[Collected data entries]
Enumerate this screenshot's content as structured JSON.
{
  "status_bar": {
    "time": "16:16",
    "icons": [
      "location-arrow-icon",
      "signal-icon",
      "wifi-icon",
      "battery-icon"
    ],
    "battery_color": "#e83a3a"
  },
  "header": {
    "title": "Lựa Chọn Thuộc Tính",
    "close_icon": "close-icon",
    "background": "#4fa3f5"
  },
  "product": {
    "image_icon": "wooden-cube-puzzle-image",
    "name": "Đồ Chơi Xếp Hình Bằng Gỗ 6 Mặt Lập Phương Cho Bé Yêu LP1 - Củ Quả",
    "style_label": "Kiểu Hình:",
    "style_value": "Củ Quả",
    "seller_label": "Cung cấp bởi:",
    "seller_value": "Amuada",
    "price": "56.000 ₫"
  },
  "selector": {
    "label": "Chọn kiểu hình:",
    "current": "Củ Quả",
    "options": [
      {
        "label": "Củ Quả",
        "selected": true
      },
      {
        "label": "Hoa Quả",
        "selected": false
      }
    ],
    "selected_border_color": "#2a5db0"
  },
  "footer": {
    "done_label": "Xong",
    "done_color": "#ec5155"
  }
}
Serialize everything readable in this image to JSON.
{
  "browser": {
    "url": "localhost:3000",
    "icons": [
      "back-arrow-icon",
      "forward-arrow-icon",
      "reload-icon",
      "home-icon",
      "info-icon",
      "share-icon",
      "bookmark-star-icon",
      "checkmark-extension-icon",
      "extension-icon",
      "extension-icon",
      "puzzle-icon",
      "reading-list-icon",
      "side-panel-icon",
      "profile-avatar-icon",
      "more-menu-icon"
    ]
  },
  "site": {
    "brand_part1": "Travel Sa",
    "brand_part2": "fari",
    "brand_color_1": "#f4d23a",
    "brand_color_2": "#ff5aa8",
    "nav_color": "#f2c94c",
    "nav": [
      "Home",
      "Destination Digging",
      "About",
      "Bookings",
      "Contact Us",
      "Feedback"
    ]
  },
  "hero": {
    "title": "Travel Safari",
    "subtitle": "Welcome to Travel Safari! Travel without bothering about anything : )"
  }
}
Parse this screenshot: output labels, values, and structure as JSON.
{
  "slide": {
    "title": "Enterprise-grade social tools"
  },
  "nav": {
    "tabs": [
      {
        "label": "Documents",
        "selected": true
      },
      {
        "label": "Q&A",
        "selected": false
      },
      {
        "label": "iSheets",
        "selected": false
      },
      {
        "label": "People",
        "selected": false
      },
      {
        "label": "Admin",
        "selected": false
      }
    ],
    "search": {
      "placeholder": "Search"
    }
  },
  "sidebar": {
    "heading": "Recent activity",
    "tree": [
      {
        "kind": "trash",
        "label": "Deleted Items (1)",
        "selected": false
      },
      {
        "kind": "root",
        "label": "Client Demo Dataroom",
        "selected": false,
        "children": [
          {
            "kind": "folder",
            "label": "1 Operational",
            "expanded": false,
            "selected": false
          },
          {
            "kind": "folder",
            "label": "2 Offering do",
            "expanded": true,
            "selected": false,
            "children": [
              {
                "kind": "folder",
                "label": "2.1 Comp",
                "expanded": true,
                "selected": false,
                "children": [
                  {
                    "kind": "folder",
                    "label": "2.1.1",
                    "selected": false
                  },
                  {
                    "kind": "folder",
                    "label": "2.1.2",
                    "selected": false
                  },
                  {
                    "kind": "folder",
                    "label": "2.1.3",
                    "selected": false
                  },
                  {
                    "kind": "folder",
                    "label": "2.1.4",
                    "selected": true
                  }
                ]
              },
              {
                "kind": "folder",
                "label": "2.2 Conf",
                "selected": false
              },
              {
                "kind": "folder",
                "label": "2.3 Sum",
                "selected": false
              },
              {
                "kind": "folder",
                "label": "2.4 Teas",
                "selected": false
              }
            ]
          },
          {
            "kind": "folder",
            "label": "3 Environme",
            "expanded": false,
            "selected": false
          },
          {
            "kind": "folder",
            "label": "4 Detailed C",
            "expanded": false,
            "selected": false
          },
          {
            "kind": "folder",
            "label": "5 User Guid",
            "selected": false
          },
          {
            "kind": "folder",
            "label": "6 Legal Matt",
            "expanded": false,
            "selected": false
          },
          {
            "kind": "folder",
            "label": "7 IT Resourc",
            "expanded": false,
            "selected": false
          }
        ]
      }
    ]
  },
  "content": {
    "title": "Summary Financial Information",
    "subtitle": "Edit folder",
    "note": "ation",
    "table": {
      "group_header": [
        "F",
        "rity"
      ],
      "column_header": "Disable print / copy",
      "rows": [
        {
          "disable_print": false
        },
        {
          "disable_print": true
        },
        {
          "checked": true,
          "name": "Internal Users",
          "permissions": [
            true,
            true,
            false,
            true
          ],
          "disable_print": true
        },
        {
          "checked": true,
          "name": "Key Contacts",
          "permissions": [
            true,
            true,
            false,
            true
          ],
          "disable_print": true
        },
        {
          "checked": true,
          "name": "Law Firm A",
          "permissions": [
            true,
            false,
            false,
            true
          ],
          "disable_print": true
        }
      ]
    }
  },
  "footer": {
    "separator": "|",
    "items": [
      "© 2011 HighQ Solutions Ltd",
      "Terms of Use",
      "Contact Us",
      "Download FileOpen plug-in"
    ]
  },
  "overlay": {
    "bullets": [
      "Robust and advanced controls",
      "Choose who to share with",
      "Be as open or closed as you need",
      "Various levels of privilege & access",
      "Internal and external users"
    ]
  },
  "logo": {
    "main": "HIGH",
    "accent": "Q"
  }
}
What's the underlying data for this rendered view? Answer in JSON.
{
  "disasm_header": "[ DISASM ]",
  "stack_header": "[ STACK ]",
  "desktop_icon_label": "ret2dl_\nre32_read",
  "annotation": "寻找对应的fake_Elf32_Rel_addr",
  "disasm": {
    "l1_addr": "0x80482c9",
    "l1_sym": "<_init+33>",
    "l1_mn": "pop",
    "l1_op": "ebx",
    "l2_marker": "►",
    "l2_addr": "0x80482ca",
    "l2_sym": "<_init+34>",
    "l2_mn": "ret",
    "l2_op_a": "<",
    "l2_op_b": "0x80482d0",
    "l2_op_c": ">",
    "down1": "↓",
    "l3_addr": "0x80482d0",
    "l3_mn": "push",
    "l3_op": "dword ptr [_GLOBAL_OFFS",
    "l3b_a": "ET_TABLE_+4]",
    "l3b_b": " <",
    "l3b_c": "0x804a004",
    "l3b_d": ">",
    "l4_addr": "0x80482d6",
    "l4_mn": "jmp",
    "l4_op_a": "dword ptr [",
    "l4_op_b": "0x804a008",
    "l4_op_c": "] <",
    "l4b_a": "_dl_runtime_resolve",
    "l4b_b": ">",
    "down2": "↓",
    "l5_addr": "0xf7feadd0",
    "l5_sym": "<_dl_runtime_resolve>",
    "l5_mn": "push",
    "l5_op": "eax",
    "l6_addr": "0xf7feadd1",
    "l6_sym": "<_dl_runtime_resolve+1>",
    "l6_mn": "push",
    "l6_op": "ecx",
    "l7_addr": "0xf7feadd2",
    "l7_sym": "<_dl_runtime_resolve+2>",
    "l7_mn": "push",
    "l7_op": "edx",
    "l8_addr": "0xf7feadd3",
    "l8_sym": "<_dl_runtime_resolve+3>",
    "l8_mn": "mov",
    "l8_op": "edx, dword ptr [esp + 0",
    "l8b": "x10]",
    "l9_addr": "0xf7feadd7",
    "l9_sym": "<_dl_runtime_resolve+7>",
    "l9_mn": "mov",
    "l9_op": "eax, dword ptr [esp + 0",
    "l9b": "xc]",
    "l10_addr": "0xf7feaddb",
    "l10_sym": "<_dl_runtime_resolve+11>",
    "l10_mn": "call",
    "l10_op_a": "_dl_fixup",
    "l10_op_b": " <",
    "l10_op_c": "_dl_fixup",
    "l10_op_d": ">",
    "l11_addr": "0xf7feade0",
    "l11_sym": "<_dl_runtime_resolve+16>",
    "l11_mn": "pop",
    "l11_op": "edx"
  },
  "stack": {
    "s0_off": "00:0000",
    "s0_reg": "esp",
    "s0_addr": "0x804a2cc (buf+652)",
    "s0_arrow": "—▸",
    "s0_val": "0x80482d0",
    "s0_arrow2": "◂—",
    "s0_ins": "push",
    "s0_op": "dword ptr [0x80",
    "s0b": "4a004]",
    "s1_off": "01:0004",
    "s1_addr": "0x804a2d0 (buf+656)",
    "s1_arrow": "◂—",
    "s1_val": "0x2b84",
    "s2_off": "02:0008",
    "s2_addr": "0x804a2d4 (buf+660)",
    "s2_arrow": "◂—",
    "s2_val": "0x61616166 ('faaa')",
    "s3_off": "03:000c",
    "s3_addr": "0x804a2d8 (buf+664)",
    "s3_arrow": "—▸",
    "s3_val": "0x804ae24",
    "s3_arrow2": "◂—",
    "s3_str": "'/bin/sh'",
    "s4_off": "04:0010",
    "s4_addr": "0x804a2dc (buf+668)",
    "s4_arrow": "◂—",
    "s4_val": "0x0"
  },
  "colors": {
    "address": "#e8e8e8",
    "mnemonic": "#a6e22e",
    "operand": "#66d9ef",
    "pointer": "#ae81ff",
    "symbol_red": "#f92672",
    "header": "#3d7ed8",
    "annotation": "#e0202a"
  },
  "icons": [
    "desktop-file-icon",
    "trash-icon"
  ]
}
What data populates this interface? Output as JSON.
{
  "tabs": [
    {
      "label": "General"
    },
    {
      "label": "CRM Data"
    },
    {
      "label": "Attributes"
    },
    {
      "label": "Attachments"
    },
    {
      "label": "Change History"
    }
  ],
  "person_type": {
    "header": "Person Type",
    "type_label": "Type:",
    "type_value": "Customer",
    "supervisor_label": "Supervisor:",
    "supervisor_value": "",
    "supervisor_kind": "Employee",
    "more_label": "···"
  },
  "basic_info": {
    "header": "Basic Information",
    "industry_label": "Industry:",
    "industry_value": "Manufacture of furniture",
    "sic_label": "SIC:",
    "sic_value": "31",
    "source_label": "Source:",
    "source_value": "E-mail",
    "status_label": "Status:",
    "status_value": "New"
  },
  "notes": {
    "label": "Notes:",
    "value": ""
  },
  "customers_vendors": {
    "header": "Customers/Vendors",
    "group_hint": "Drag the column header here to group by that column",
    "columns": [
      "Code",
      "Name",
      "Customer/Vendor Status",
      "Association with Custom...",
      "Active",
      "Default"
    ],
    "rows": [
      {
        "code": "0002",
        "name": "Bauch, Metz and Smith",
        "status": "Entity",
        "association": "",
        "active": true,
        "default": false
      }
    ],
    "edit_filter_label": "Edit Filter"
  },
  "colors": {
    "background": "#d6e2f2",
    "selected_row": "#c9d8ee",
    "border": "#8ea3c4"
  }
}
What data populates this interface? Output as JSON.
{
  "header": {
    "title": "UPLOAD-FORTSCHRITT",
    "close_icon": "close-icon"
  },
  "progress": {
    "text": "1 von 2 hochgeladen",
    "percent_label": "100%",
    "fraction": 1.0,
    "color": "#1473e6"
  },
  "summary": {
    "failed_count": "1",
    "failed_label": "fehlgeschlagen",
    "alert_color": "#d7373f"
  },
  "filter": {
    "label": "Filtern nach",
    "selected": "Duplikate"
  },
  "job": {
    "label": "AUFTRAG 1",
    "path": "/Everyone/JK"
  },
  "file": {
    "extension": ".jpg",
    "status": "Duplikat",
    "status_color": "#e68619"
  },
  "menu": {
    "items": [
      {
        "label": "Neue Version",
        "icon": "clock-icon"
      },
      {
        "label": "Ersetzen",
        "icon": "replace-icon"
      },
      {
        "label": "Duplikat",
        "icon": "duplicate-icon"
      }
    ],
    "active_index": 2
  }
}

Exercise description
Pull out each line of the listing that holds the string "background".

Solution below
    "background": "#4fa3f5"
    "background": "#d6e2f2",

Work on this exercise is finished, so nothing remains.